(Saved data entries)

.....

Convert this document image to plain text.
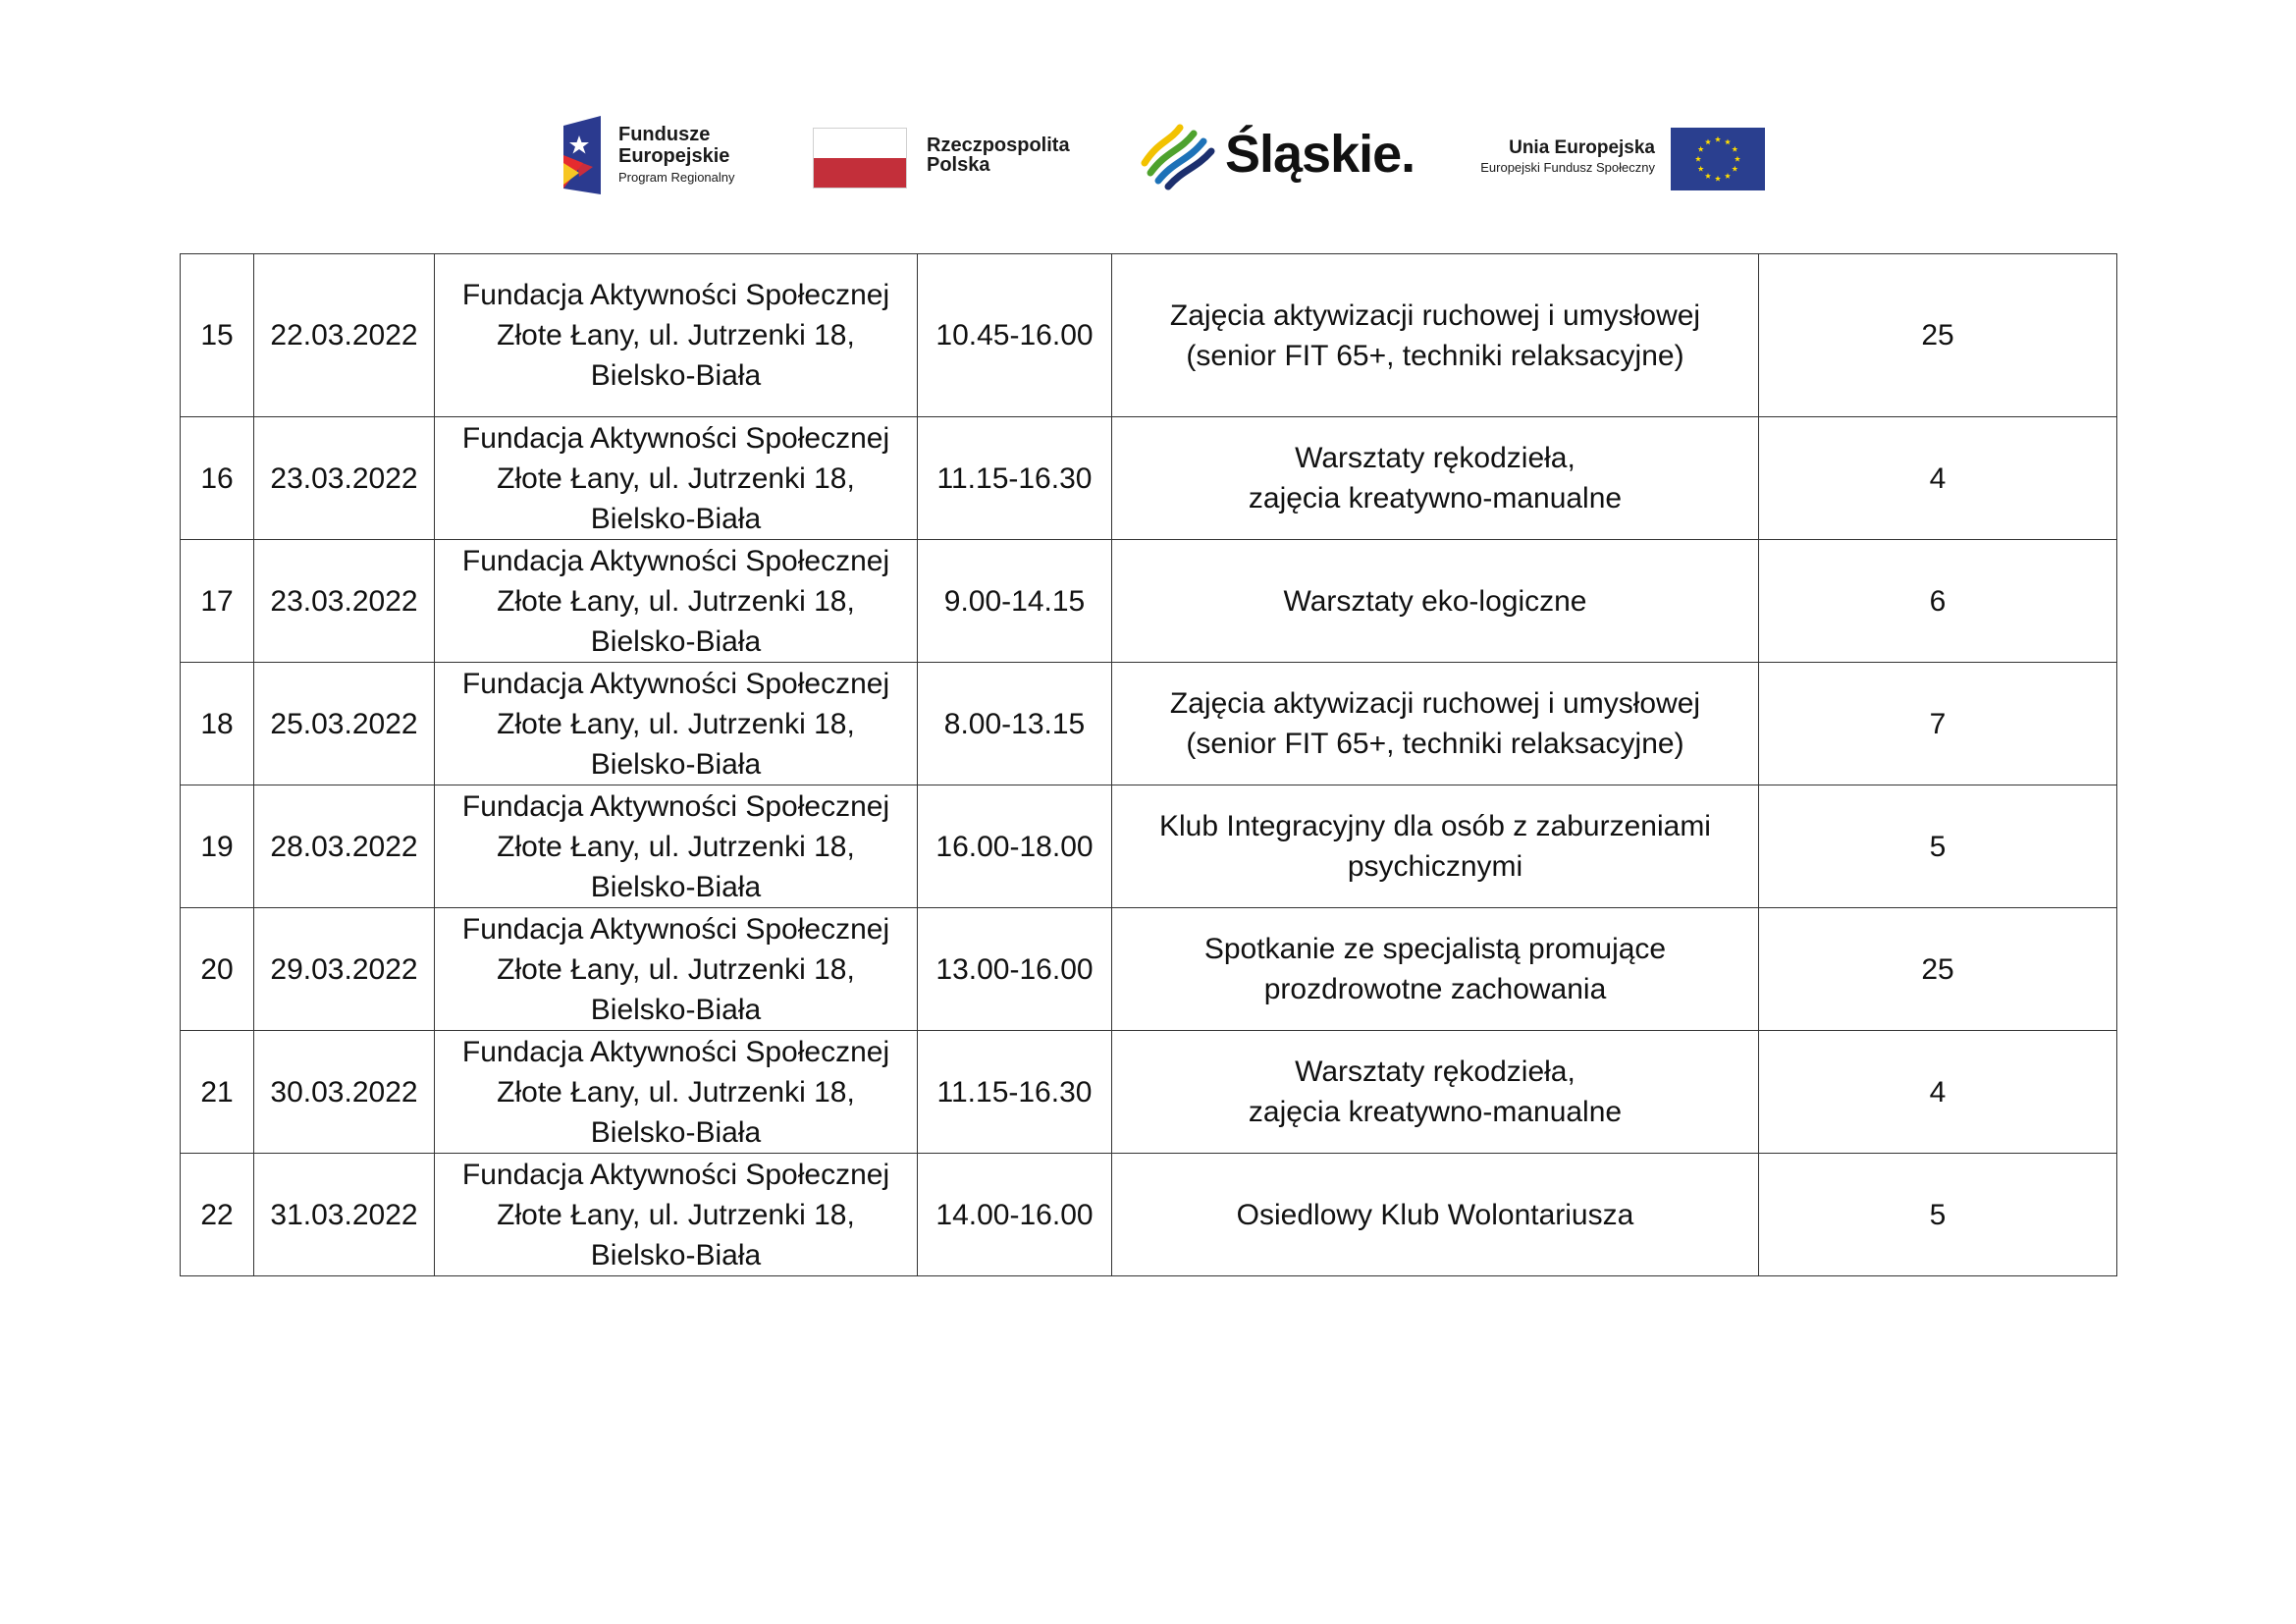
Fundusze
Europejskie
Program Regionalny
Rzeczpospolita
Polska	Śląskie.	Unia Europejska
Europejski Fundusz Społeczny
15	22.03.2022	Fundacja Aktywności Społecznej
Złote Łany, ul. Jutrzenki 18,
Bielsko-Biała	10.45-16.00	Zajęcia aktywizacji ruchowej i umysłowej
(senior FIT 65+, techniki relaksacyjne)	25
16	23.03.2022	Fundacja Aktywności Społecznej
Złote Łany, ul. Jutrzenki 18,
Bielsko-Biała	11.15-16.30	Warsztaty rękodzieła,
zajęcia kreatywno-manualne	4
17	23.03.2022	Fundacja Aktywności Społecznej
Złote Łany, ul. Jutrzenki 18,
Bielsko-Biała	9.00-14.15	Warsztaty eko-logiczne	6
18	25.03.2022	Fundacja Aktywności Społecznej
Złote Łany, ul. Jutrzenki 18,
Bielsko-Biała	8.00-13.15	Zajęcia aktywizacji ruchowej i umysłowej
(senior FIT 65+, techniki relaksacyjne)	7
19	28.03.2022	Fundacja Aktywności Społecznej
Złote Łany, ul. Jutrzenki 18,
Bielsko-Biała	16.00-18.00	Klub Integracyjny dla osób z zaburzeniami
psychicznymi	5
20	29.03.2022	Fundacja Aktywności Społecznej
Złote Łany, ul. Jutrzenki 18,
Bielsko-Biała	13.00-16.00	Spotkanie ze specjalistą promujące
prozdrowotne zachowania	25
21	30.03.2022	Fundacja Aktywności Społecznej
Złote Łany, ul. Jutrzenki 18,
Bielsko-Biała	11.15-16.30	Warsztaty rękodzieła,
zajęcia kreatywno-manualne	4
22	31.03.2022	Fundacja Aktywności Społecznej
Złote Łany, ul. Jutrzenki 18,
Bielsko-Biała	14.00-16.00	Osiedlowy Klub Wolontariusza	5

.....

- **STATED TASK**
Pictures in the records above are not copied; print everything else exactly.

- **SOLUTION BELOW**
Convert this document image to plain text.
Fundusze
Europejskie
Program Regionalny
Rzeczpospolita
Polska	Śląskie.	Unia Europejska
Europejski Fundusz Społeczny
15	22.03.2022	Fundacja Aktywności Społecznej
Złote Łany, ul. Jutrzenki 18,
Bielsko-Biała	10.45-16.00	Zajęcia aktywizacji ruchowej i umysłowej
(senior FIT 65+, techniki relaksacyjne)	25
16	23.03.2022	Fundacja Aktywności Społecznej
Złote Łany, ul. Jutrzenki 18,
Bielsko-Biała	11.15-16.30	Warsztaty rękodzieła,
zajęcia kreatywno-manualne	4
17	23.03.2022	Fundacja Aktywności Społecznej
Złote Łany, ul. Jutrzenki 18,
Bielsko-Biała	9.00-14.15	Warsztaty eko-logiczne	6
18	25.03.2022	Fundacja Aktywności Społecznej
Złote Łany, ul. Jutrzenki 18,
Bielsko-Biała	8.00-13.15	Zajęcia aktywizacji ruchowej i umysłowej
(senior FIT 65+, techniki relaksacyjne)	7
19	28.03.2022	Fundacja Aktywności Społecznej
Złote Łany, ul. Jutrzenki 18,
Bielsko-Biała	16.00-18.00	Klub Integracyjny dla osób z zaburzeniami
psychicznymi	5
20	29.03.2022	Fundacja Aktywności Społecznej
Złote Łany, ul. Jutrzenki 18,
Bielsko-Biała	13.00-16.00	Spotkanie ze specjalistą promujące
prozdrowotne zachowania	25
21	30.03.2022	Fundacja Aktywności Społecznej
Złote Łany, ul. Jutrzenki 18,
Bielsko-Biała	11.15-16.30	Warsztaty rękodzieła,
zajęcia kreatywno-manualne	4
22	31.03.2022	Fundacja Aktywności Społecznej
Złote Łany, ul. Jutrzenki 18,
Bielsko-Biała	14.00-16.00	Osiedlowy Klub Wolontariusza	5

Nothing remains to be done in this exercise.